* begin Data provided *
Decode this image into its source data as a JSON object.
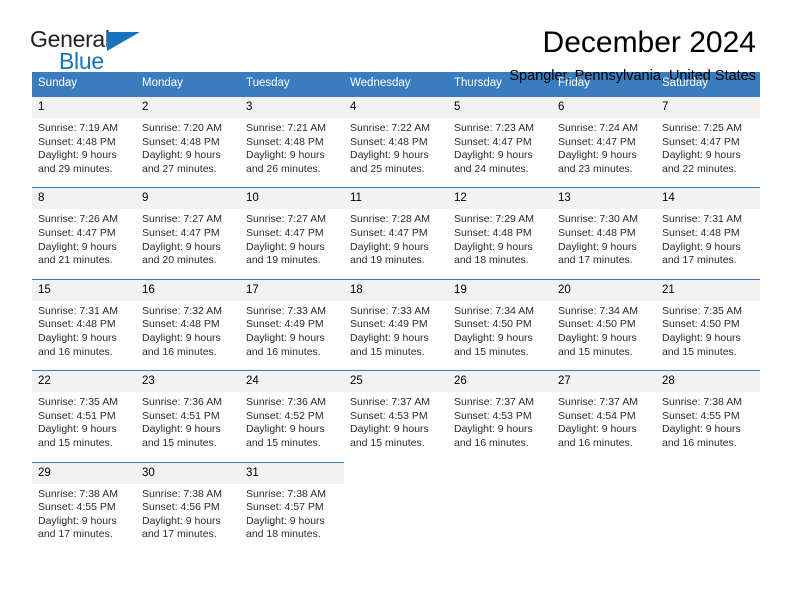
{
  "logo": {
    "word_one": "General",
    "word_two": "Blue",
    "triangle_color": "#1574bb"
  },
  "header": {
    "title": "December 2024",
    "location": "Spangler, Pennsylvania, United States"
  },
  "theme": {
    "header_blue": "#3b7cbf",
    "daynum_gray": "#f2f2f2",
    "text_black": "#000000"
  },
  "calendar": {
    "weekdays": [
      "Sunday",
      "Monday",
      "Tuesday",
      "Wednesday",
      "Thursday",
      "Friday",
      "Saturday"
    ],
    "weeks": [
      [
        {
          "day": "1",
          "sunrise": "Sunrise: 7:19 AM",
          "sunset": "Sunset: 4:48 PM",
          "daylight_1": "Daylight: 9 hours",
          "daylight_2": "and 29 minutes."
        },
        {
          "day": "2",
          "sunrise": "Sunrise: 7:20 AM",
          "sunset": "Sunset: 4:48 PM",
          "daylight_1": "Daylight: 9 hours",
          "daylight_2": "and 27 minutes."
        },
        {
          "day": "3",
          "sunrise": "Sunrise: 7:21 AM",
          "sunset": "Sunset: 4:48 PM",
          "daylight_1": "Daylight: 9 hours",
          "daylight_2": "and 26 minutes."
        },
        {
          "day": "4",
          "sunrise": "Sunrise: 7:22 AM",
          "sunset": "Sunset: 4:48 PM",
          "daylight_1": "Daylight: 9 hours",
          "daylight_2": "and 25 minutes."
        },
        {
          "day": "5",
          "sunrise": "Sunrise: 7:23 AM",
          "sunset": "Sunset: 4:47 PM",
          "daylight_1": "Daylight: 9 hours",
          "daylight_2": "and 24 minutes."
        },
        {
          "day": "6",
          "sunrise": "Sunrise: 7:24 AM",
          "sunset": "Sunset: 4:47 PM",
          "daylight_1": "Daylight: 9 hours",
          "daylight_2": "and 23 minutes."
        },
        {
          "day": "7",
          "sunrise": "Sunrise: 7:25 AM",
          "sunset": "Sunset: 4:47 PM",
          "daylight_1": "Daylight: 9 hours",
          "daylight_2": "and 22 minutes."
        }
      ],
      [
        {
          "day": "8",
          "sunrise": "Sunrise: 7:26 AM",
          "sunset": "Sunset: 4:47 PM",
          "daylight_1": "Daylight: 9 hours",
          "daylight_2": "and 21 minutes."
        },
        {
          "day": "9",
          "sunrise": "Sunrise: 7:27 AM",
          "sunset": "Sunset: 4:47 PM",
          "daylight_1": "Daylight: 9 hours",
          "daylight_2": "and 20 minutes."
        },
        {
          "day": "10",
          "sunrise": "Sunrise: 7:27 AM",
          "sunset": "Sunset: 4:47 PM",
          "daylight_1": "Daylight: 9 hours",
          "daylight_2": "and 19 minutes."
        },
        {
          "day": "11",
          "sunrise": "Sunrise: 7:28 AM",
          "sunset": "Sunset: 4:47 PM",
          "daylight_1": "Daylight: 9 hours",
          "daylight_2": "and 19 minutes."
        },
        {
          "day": "12",
          "sunrise": "Sunrise: 7:29 AM",
          "sunset": "Sunset: 4:48 PM",
          "daylight_1": "Daylight: 9 hours",
          "daylight_2": "and 18 minutes."
        },
        {
          "day": "13",
          "sunrise": "Sunrise: 7:30 AM",
          "sunset": "Sunset: 4:48 PM",
          "daylight_1": "Daylight: 9 hours",
          "daylight_2": "and 17 minutes."
        },
        {
          "day": "14",
          "sunrise": "Sunrise: 7:31 AM",
          "sunset": "Sunset: 4:48 PM",
          "daylight_1": "Daylight: 9 hours",
          "daylight_2": "and 17 minutes."
        }
      ],
      [
        {
          "day": "15",
          "sunrise": "Sunrise: 7:31 AM",
          "sunset": "Sunset: 4:48 PM",
          "daylight_1": "Daylight: 9 hours",
          "daylight_2": "and 16 minutes."
        },
        {
          "day": "16",
          "sunrise": "Sunrise: 7:32 AM",
          "sunset": "Sunset: 4:48 PM",
          "daylight_1": "Daylight: 9 hours",
          "daylight_2": "and 16 minutes."
        },
        {
          "day": "17",
          "sunrise": "Sunrise: 7:33 AM",
          "sunset": "Sunset: 4:49 PM",
          "daylight_1": "Daylight: 9 hours",
          "daylight_2": "and 16 minutes."
        },
        {
          "day": "18",
          "sunrise": "Sunrise: 7:33 AM",
          "sunset": "Sunset: 4:49 PM",
          "daylight_1": "Daylight: 9 hours",
          "daylight_2": "and 15 minutes."
        },
        {
          "day": "19",
          "sunrise": "Sunrise: 7:34 AM",
          "sunset": "Sunset: 4:50 PM",
          "daylight_1": "Daylight: 9 hours",
          "daylight_2": "and 15 minutes."
        },
        {
          "day": "20",
          "sunrise": "Sunrise: 7:34 AM",
          "sunset": "Sunset: 4:50 PM",
          "daylight_1": "Daylight: 9 hours",
          "daylight_2": "and 15 minutes."
        },
        {
          "day": "21",
          "sunrise": "Sunrise: 7:35 AM",
          "sunset": "Sunset: 4:50 PM",
          "daylight_1": "Daylight: 9 hours",
          "daylight_2": "and 15 minutes."
        }
      ],
      [
        {
          "day": "22",
          "sunrise": "Sunrise: 7:35 AM",
          "sunset": "Sunset: 4:51 PM",
          "daylight_1": "Daylight: 9 hours",
          "daylight_2": "and 15 minutes."
        },
        {
          "day": "23",
          "sunrise": "Sunrise: 7:36 AM",
          "sunset": "Sunset: 4:51 PM",
          "daylight_1": "Daylight: 9 hours",
          "daylight_2": "and 15 minutes."
        },
        {
          "day": "24",
          "sunrise": "Sunrise: 7:36 AM",
          "sunset": "Sunset: 4:52 PM",
          "daylight_1": "Daylight: 9 hours",
          "daylight_2": "and 15 minutes."
        },
        {
          "day": "25",
          "sunrise": "Sunrise: 7:37 AM",
          "sunset": "Sunset: 4:53 PM",
          "daylight_1": "Daylight: 9 hours",
          "daylight_2": "and 15 minutes."
        },
        {
          "day": "26",
          "sunrise": "Sunrise: 7:37 AM",
          "sunset": "Sunset: 4:53 PM",
          "daylight_1": "Daylight: 9 hours",
          "daylight_2": "and 16 minutes."
        },
        {
          "day": "27",
          "sunrise": "Sunrise: 7:37 AM",
          "sunset": "Sunset: 4:54 PM",
          "daylight_1": "Daylight: 9 hours",
          "daylight_2": "and 16 minutes."
        },
        {
          "day": "28",
          "sunrise": "Sunrise: 7:38 AM",
          "sunset": "Sunset: 4:55 PM",
          "daylight_1": "Daylight: 9 hours",
          "daylight_2": "and 16 minutes."
        }
      ],
      [
        {
          "day": "29",
          "sunrise": "Sunrise: 7:38 AM",
          "sunset": "Sunset: 4:55 PM",
          "daylight_1": "Daylight: 9 hours",
          "daylight_2": "and 17 minutes."
        },
        {
          "day": "30",
          "sunrise": "Sunrise: 7:38 AM",
          "sunset": "Sunset: 4:56 PM",
          "daylight_1": "Daylight: 9 hours",
          "daylight_2": "and 17 minutes."
        },
        {
          "day": "31",
          "sunrise": "Sunrise: 7:38 AM",
          "sunset": "Sunset: 4:57 PM",
          "daylight_1": "Daylight: 9 hours",
          "daylight_2": "and 18 minutes."
        },
        null,
        null,
        null,
        null
      ]
    ]
  }
}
* end Data provided *
• Problem description: Pictures in the data above should not be copied; transcribe everything else exactly.

• Exercise solution:
Decode this image into its source data as a JSON object.
{
  "logo": {
    "word_one": "General",
    "word_two": "Blue",
    "triangle_color": "#1574bb"
  },
  "header": {
    "title": "December 2024",
    "location": "Spangler, Pennsylvania, United States"
  },
  "theme": {
    "header_blue": "#3b7cbf",
    "daynum_gray": "#f2f2f2",
    "text_black": "#000000"
  },
  "calendar": {
    "weekdays": [
      "Sunday",
      "Monday",
      "Tuesday",
      "Wednesday",
      "Thursday",
      "Friday",
      "Saturday"
    ],
    "weeks": [
      [
        {
          "day": "1",
          "sunrise": "Sunrise: 7:19 AM",
          "sunset": "Sunset: 4:48 PM",
          "daylight_1": "Daylight: 9 hours",
          "daylight_2": "and 29 minutes."
        },
        {
          "day": "2",
          "sunrise": "Sunrise: 7:20 AM",
          "sunset": "Sunset: 4:48 PM",
          "daylight_1": "Daylight: 9 hours",
          "daylight_2": "and 27 minutes."
        },
        {
          "day": "3",
          "sunrise": "Sunrise: 7:21 AM",
          "sunset": "Sunset: 4:48 PM",
          "daylight_1": "Daylight: 9 hours",
          "daylight_2": "and 26 minutes."
        },
        {
          "day": "4",
          "sunrise": "Sunrise: 7:22 AM",
          "sunset": "Sunset: 4:48 PM",
          "daylight_1": "Daylight: 9 hours",
          "daylight_2": "and 25 minutes."
        },
        {
          "day": "5",
          "sunrise": "Sunrise: 7:23 AM",
          "sunset": "Sunset: 4:47 PM",
          "daylight_1": "Daylight: 9 hours",
          "daylight_2": "and 24 minutes."
        },
        {
          "day": "6",
          "sunrise": "Sunrise: 7:24 AM",
          "sunset": "Sunset: 4:47 PM",
          "daylight_1": "Daylight: 9 hours",
          "daylight_2": "and 23 minutes."
        },
        {
          "day": "7",
          "sunrise": "Sunrise: 7:25 AM",
          "sunset": "Sunset: 4:47 PM",
          "daylight_1": "Daylight: 9 hours",
          "daylight_2": "and 22 minutes."
        }
      ],
      [
        {
          "day": "8",
          "sunrise": "Sunrise: 7:26 AM",
          "sunset": "Sunset: 4:47 PM",
          "daylight_1": "Daylight: 9 hours",
          "daylight_2": "and 21 minutes."
        },
        {
          "day": "9",
          "sunrise": "Sunrise: 7:27 AM",
          "sunset": "Sunset: 4:47 PM",
          "daylight_1": "Daylight: 9 hours",
          "daylight_2": "and 20 minutes."
        },
        {
          "day": "10",
          "sunrise": "Sunrise: 7:27 AM",
          "sunset": "Sunset: 4:47 PM",
          "daylight_1": "Daylight: 9 hours",
          "daylight_2": "and 19 minutes."
        },
        {
          "day": "11",
          "sunrise": "Sunrise: 7:28 AM",
          "sunset": "Sunset: 4:47 PM",
          "daylight_1": "Daylight: 9 hours",
          "daylight_2": "and 19 minutes."
        },
        {
          "day": "12",
          "sunrise": "Sunrise: 7:29 AM",
          "sunset": "Sunset: 4:48 PM",
          "daylight_1": "Daylight: 9 hours",
          "daylight_2": "and 18 minutes."
        },
        {
          "day": "13",
          "sunrise": "Sunrise: 7:30 AM",
          "sunset": "Sunset: 4:48 PM",
          "daylight_1": "Daylight: 9 hours",
          "daylight_2": "and 17 minutes."
        },
        {
          "day": "14",
          "sunrise": "Sunrise: 7:31 AM",
          "sunset": "Sunset: 4:48 PM",
          "daylight_1": "Daylight: 9 hours",
          "daylight_2": "and 17 minutes."
        }
      ],
      [
        {
          "day": "15",
          "sunrise": "Sunrise: 7:31 AM",
          "sunset": "Sunset: 4:48 PM",
          "daylight_1": "Daylight: 9 hours",
          "daylight_2": "and 16 minutes."
        },
        {
          "day": "16",
          "sunrise": "Sunrise: 7:32 AM",
          "sunset": "Sunset: 4:48 PM",
          "daylight_1": "Daylight: 9 hours",
          "daylight_2": "and 16 minutes."
        },
        {
          "day": "17",
          "sunrise": "Sunrise: 7:33 AM",
          "sunset": "Sunset: 4:49 PM",
          "daylight_1": "Daylight: 9 hours",
          "daylight_2": "and 16 minutes."
        },
        {
          "day": "18",
          "sunrise": "Sunrise: 7:33 AM",
          "sunset": "Sunset: 4:49 PM",
          "daylight_1": "Daylight: 9 hours",
          "daylight_2": "and 15 minutes."
        },
        {
          "day": "19",
          "sunrise": "Sunrise: 7:34 AM",
          "sunset": "Sunset: 4:50 PM",
          "daylight_1": "Daylight: 9 hours",
          "daylight_2": "and 15 minutes."
        },
        {
          "day": "20",
          "sunrise": "Sunrise: 7:34 AM",
          "sunset": "Sunset: 4:50 PM",
          "daylight_1": "Daylight: 9 hours",
          "daylight_2": "and 15 minutes."
        },
        {
          "day": "21",
          "sunrise": "Sunrise: 7:35 AM",
          "sunset": "Sunset: 4:50 PM",
          "daylight_1": "Daylight: 9 hours",
          "daylight_2": "and 15 minutes."
        }
      ],
      [
        {
          "day": "22",
          "sunrise": "Sunrise: 7:35 AM",
          "sunset": "Sunset: 4:51 PM",
          "daylight_1": "Daylight: 9 hours",
          "daylight_2": "and 15 minutes."
        },
        {
          "day": "23",
          "sunrise": "Sunrise: 7:36 AM",
          "sunset": "Sunset: 4:51 PM",
          "daylight_1": "Daylight: 9 hours",
          "daylight_2": "and 15 minutes."
        },
        {
          "day": "24",
          "sunrise": "Sunrise: 7:36 AM",
          "sunset": "Sunset: 4:52 PM",
          "daylight_1": "Daylight: 9 hours",
          "daylight_2": "and 15 minutes."
        },
        {
          "day": "25",
          "sunrise": "Sunrise: 7:37 AM",
          "sunset": "Sunset: 4:53 PM",
          "daylight_1": "Daylight: 9 hours",
          "daylight_2": "and 15 minutes."
        },
        {
          "day": "26",
          "sunrise": "Sunrise: 7:37 AM",
          "sunset": "Sunset: 4:53 PM",
          "daylight_1": "Daylight: 9 hours",
          "daylight_2": "and 16 minutes."
        },
        {
          "day": "27",
          "sunrise": "Sunrise: 7:37 AM",
          "sunset": "Sunset: 4:54 PM",
          "daylight_1": "Daylight: 9 hours",
          "daylight_2": "and 16 minutes."
        },
        {
          "day": "28",
          "sunrise": "Sunrise: 7:38 AM",
          "sunset": "Sunset: 4:55 PM",
          "daylight_1": "Daylight: 9 hours",
          "daylight_2": "and 16 minutes."
        }
      ],
      [
        {
          "day": "29",
          "sunrise": "Sunrise: 7:38 AM",
          "sunset": "Sunset: 4:55 PM",
          "daylight_1": "Daylight: 9 hours",
          "daylight_2": "and 17 minutes."
        },
        {
          "day": "30",
          "sunrise": "Sunrise: 7:38 AM",
          "sunset": "Sunset: 4:56 PM",
          "daylight_1": "Daylight: 9 hours",
          "daylight_2": "and 17 minutes."
        },
        {
          "day": "31",
          "sunrise": "Sunrise: 7:38 AM",
          "sunset": "Sunset: 4:57 PM",
          "daylight_1": "Daylight: 9 hours",
          "daylight_2": "and 18 minutes."
        },
        null,
        null,
        null,
        null
      ]
    ]
  }
}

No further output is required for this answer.